> _Things to do_
• A. In the transcript of the panel discussion on extending unemployment insurance, copy the passage from "But I think" up to and including "way of life.".
• B. In the panel transcript on extending unemployment insurance, what is the stated cost of the three-month extension?
• C. Carry on the transcript of the panel discussion on extending unemployment insurance, beginning right after its final sentence.

> _Document segment_

↓↓↓

The big problem for Republicans, it's not paid for, $6.4 billion for three months extension. And that's the back and forth right now. What about the politics and the policy of all of this? Let's bring in our panel, Steve Hayes, senior writer for The Weekly Standard, Mara Liasson, national political correspondent of National Public Radio, and syndicated columnist Charles Krauthammer, Fox News contributors all. Steve?
STEVE HAYES, SENIOR WRITER, THE WEEKLY STANDARD: Well you know, I think you're right in the way that you describe the way Republicans are objecting to this. They make a very pragmatic, practical argument about deficit neutrality. We don't want to have any more spending. We don't want to borrow from China, as Rand Paul said, to finance continued unemployment insurance. I think that's a fine argument as far as it go.
But I think Republicans are being a little too wimpy on this. I think it's time to make a moral argument against extended unemployment insurance forever. And that's in effect what we're seeing. As Brit's commentary suggested, you can't have unemployment insurance that goes on forever. There has to be a cut-off date. And while the White House says that it will be three months, we have been hearing it would be cut off now for the better part of five years.
There used to be widespread bipartisan agreement in Washington that unemployment was sort of a last place to go, the last place that somebody who was down on their luck could turn. Now it's increasingly becoming a way of life.

↑↑↑

> _Entries provided_
↓↓↓

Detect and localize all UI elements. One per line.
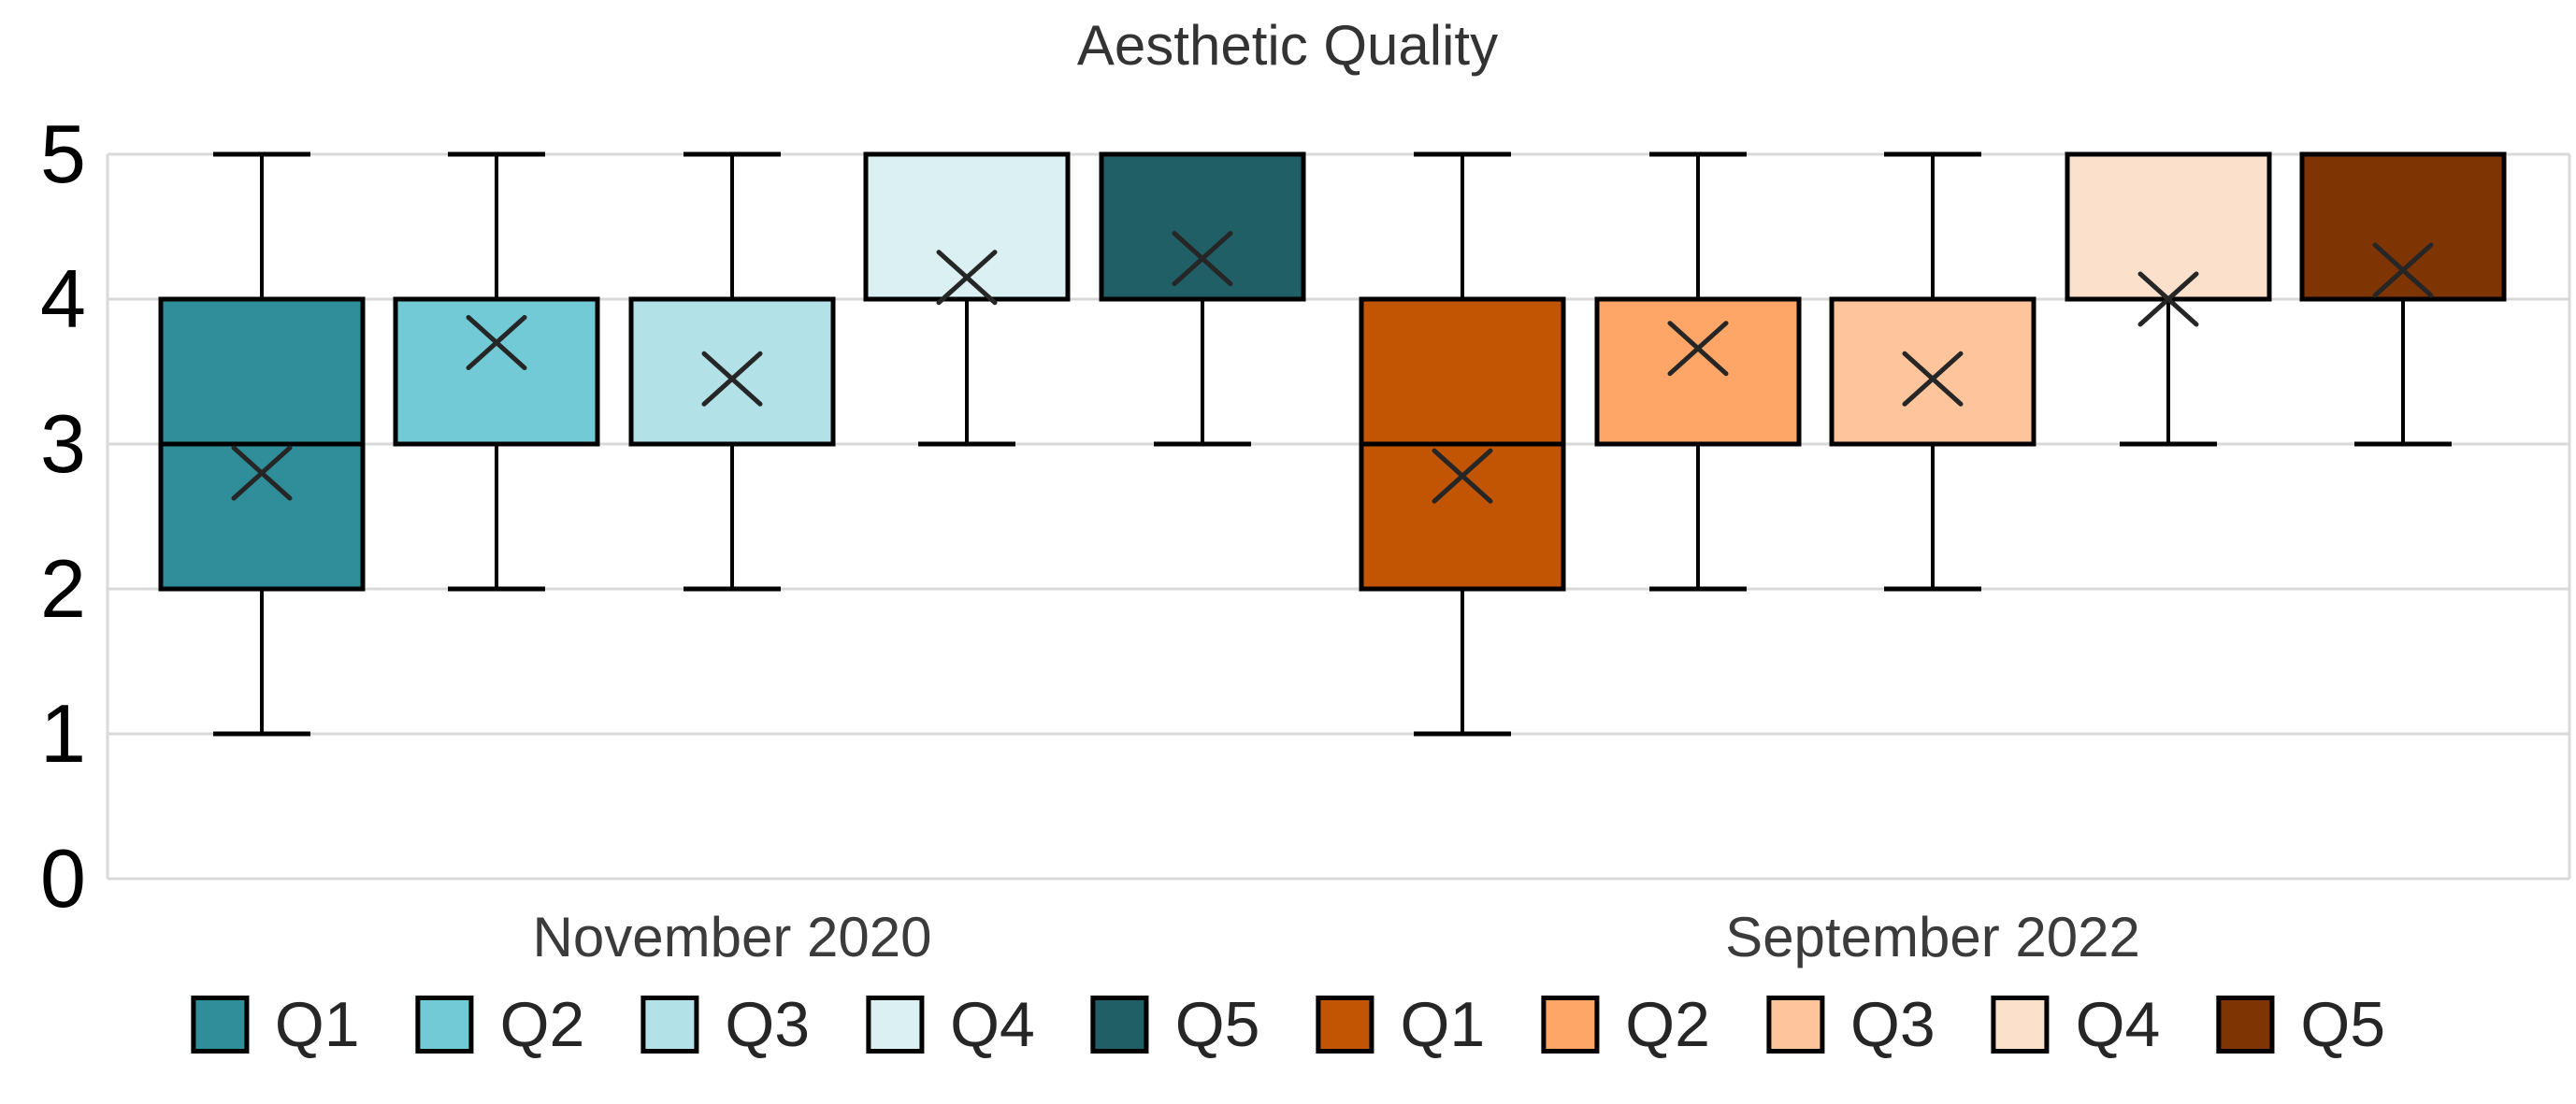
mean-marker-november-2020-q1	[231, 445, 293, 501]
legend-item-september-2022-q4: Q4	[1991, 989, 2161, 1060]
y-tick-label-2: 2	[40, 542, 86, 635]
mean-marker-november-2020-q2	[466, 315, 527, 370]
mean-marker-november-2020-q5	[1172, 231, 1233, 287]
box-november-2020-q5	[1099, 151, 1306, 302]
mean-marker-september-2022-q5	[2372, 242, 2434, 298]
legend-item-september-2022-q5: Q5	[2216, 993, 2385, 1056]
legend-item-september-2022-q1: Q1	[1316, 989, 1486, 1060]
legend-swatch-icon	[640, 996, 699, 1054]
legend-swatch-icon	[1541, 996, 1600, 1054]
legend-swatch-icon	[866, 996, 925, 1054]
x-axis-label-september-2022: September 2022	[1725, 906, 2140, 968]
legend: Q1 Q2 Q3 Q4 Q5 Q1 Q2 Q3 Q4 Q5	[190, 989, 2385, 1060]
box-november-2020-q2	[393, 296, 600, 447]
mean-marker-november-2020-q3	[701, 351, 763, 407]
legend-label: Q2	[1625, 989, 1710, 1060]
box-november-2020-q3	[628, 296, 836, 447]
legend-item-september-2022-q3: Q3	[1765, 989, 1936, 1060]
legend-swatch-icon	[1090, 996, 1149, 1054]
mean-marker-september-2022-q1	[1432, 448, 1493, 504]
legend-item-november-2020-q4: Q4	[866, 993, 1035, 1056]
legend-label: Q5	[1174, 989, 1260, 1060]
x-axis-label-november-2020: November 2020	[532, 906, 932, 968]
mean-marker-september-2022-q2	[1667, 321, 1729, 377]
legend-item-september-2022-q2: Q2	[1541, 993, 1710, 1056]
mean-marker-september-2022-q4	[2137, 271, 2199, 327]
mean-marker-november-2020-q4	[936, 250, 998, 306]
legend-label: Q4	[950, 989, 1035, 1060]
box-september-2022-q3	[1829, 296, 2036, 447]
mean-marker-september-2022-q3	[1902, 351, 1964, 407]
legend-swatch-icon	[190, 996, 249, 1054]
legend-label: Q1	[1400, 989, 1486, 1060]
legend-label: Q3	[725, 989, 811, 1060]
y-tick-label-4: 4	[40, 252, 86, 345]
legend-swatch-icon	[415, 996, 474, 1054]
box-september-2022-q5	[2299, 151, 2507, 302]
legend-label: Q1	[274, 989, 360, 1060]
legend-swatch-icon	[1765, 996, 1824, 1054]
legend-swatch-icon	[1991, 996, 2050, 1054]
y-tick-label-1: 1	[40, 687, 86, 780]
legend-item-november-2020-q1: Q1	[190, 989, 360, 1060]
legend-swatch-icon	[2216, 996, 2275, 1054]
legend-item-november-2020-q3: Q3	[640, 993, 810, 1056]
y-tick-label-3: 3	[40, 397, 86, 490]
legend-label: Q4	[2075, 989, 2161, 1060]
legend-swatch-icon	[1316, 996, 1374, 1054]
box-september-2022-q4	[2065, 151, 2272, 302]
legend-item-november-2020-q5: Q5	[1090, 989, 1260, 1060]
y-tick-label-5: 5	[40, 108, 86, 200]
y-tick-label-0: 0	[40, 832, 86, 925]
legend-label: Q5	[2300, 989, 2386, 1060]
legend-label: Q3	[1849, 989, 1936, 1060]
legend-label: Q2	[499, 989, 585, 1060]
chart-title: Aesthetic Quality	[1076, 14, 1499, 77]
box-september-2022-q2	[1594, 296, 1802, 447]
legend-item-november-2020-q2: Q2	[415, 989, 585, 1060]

↑↑↑
↓↓↓

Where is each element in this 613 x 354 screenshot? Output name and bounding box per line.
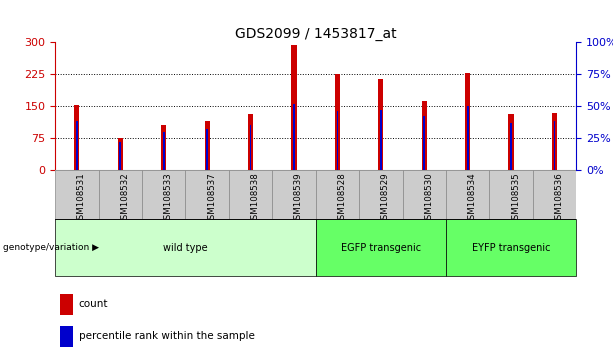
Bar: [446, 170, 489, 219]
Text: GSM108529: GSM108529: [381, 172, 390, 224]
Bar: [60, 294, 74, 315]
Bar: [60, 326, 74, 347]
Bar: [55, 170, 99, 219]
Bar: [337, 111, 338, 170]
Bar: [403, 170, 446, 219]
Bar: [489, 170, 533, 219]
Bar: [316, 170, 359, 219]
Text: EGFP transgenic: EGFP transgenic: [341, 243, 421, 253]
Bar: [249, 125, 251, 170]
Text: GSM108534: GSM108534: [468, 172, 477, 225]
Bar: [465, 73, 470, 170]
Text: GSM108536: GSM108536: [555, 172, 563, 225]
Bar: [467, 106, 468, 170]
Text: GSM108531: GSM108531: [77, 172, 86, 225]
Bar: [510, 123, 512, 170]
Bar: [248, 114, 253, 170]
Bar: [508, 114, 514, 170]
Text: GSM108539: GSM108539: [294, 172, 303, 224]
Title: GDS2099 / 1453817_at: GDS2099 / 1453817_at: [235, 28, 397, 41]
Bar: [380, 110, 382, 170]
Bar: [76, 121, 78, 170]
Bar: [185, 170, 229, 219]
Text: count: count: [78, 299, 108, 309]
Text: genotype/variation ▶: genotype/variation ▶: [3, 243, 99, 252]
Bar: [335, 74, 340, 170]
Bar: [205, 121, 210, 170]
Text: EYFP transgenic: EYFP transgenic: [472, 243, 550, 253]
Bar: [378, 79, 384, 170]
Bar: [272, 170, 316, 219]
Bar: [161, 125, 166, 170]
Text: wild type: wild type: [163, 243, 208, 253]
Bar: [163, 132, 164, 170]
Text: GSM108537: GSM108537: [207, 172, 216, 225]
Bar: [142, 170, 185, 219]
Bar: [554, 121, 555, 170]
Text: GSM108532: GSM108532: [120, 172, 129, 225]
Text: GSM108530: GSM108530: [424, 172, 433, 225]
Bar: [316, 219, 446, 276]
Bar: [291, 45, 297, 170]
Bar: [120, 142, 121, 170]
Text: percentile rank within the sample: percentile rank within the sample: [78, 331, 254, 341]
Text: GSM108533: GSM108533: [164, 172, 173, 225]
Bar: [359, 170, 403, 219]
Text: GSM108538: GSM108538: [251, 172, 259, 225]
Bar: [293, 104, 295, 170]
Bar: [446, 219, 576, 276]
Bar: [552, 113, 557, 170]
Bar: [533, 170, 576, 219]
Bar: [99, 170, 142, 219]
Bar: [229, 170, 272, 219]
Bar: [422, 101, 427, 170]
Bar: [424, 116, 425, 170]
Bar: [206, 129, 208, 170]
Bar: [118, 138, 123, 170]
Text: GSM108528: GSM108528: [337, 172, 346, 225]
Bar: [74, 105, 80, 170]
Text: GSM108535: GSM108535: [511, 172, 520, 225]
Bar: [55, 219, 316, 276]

↑↑↑
↓↓↓

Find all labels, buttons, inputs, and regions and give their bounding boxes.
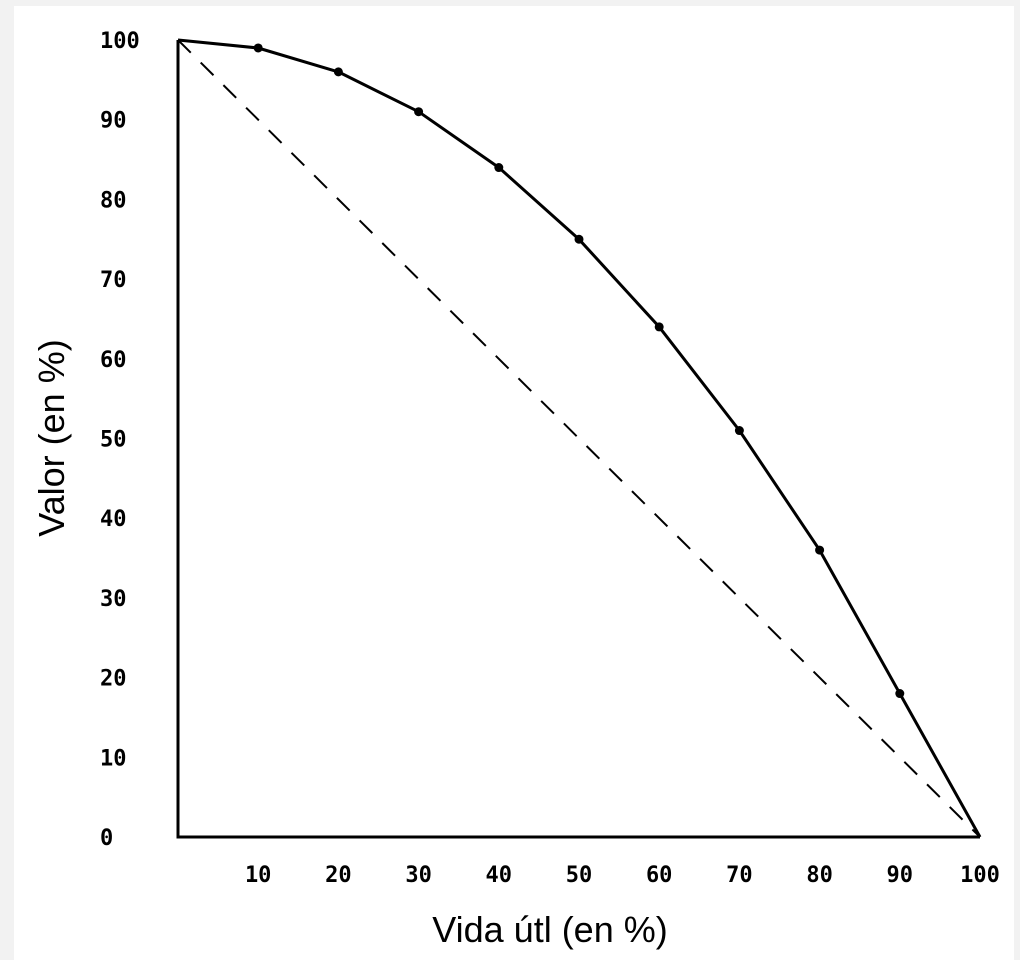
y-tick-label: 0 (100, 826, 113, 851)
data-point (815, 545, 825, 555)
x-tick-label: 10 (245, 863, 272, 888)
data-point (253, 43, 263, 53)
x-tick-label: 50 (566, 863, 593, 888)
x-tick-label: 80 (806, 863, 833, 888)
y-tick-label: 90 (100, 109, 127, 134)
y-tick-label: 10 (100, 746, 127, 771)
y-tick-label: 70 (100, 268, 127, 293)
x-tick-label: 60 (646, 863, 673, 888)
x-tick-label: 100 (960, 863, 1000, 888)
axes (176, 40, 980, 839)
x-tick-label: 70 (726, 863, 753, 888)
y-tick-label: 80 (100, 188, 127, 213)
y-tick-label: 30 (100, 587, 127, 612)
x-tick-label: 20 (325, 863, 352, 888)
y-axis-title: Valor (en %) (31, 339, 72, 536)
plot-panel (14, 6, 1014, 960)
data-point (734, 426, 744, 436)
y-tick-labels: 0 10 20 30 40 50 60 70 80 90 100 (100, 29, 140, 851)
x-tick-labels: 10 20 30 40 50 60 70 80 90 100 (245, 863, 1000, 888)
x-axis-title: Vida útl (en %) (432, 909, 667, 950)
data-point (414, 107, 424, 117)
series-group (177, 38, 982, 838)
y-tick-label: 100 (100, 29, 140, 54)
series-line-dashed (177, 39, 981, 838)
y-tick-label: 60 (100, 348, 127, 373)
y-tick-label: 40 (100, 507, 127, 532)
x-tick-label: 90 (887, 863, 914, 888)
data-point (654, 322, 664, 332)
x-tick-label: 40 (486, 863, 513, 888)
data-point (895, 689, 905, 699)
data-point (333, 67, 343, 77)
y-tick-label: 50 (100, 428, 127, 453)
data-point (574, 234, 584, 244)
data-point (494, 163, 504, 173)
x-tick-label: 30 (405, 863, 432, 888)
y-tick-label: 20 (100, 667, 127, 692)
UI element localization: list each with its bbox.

↑↑↑

> _Solved problems_
• A.
But I think Republicans are being a little too wimpy on this. I think it's time to make a moral argument against extended unemployment insurance forever. And that's in effect what we're seeing. As Brit's commentary suggested, you can't have unemployment insurance that goes on forever. There has to be a cut-off date. And while the White House says that it will be three months, we have been hearing it would be cut off now for the better part of five years.
There used to be widespread bipartisan agreement in Washington that unemployment was sort of a last place to go, the last place that somebody who was down on their luck could turn. Now it's increasingly becoming a way of life.

• B. $6.4 billion.

• C.
And what's surprising to me is that Republicans aren't making a moral case about how often unemployment insurance that goes on forever leads to more unemployment. There's academic research that supports this. There was a National Bureau of Economic Research study that came out in October of 2013 that suggested as much. Make that argument beyond just the practical argument.
BRET BAIER, ANCHOR: Mara, there's one Republican who has signed on to this, and that's Senator Dean Heller of Nevada who obviously is dealing with a serious unemployment problem in that state.
MARA LIASSON, NATIONAL PUBLIC RADIO: He has very high unemployment He's actually a co-sponsor. There are two other Republicans, Susan Collins and Lisa Murkowski, who say that they will vote for it. They need five all together. If it was paid for, I think they could get five pretty fast because they have decided not to make a principled conservative stand against it, as Steve just sketched out.
But we're in the messaging phase of this debate. This is not about passing a bill. It's about scoring messaging points. It's $6.5 billion. If the Democrats wanted to find that somewhere to offset the cost, they could, and I predict that in the end they will and this thing will pass and it will be paid for.
BAIER: Charles?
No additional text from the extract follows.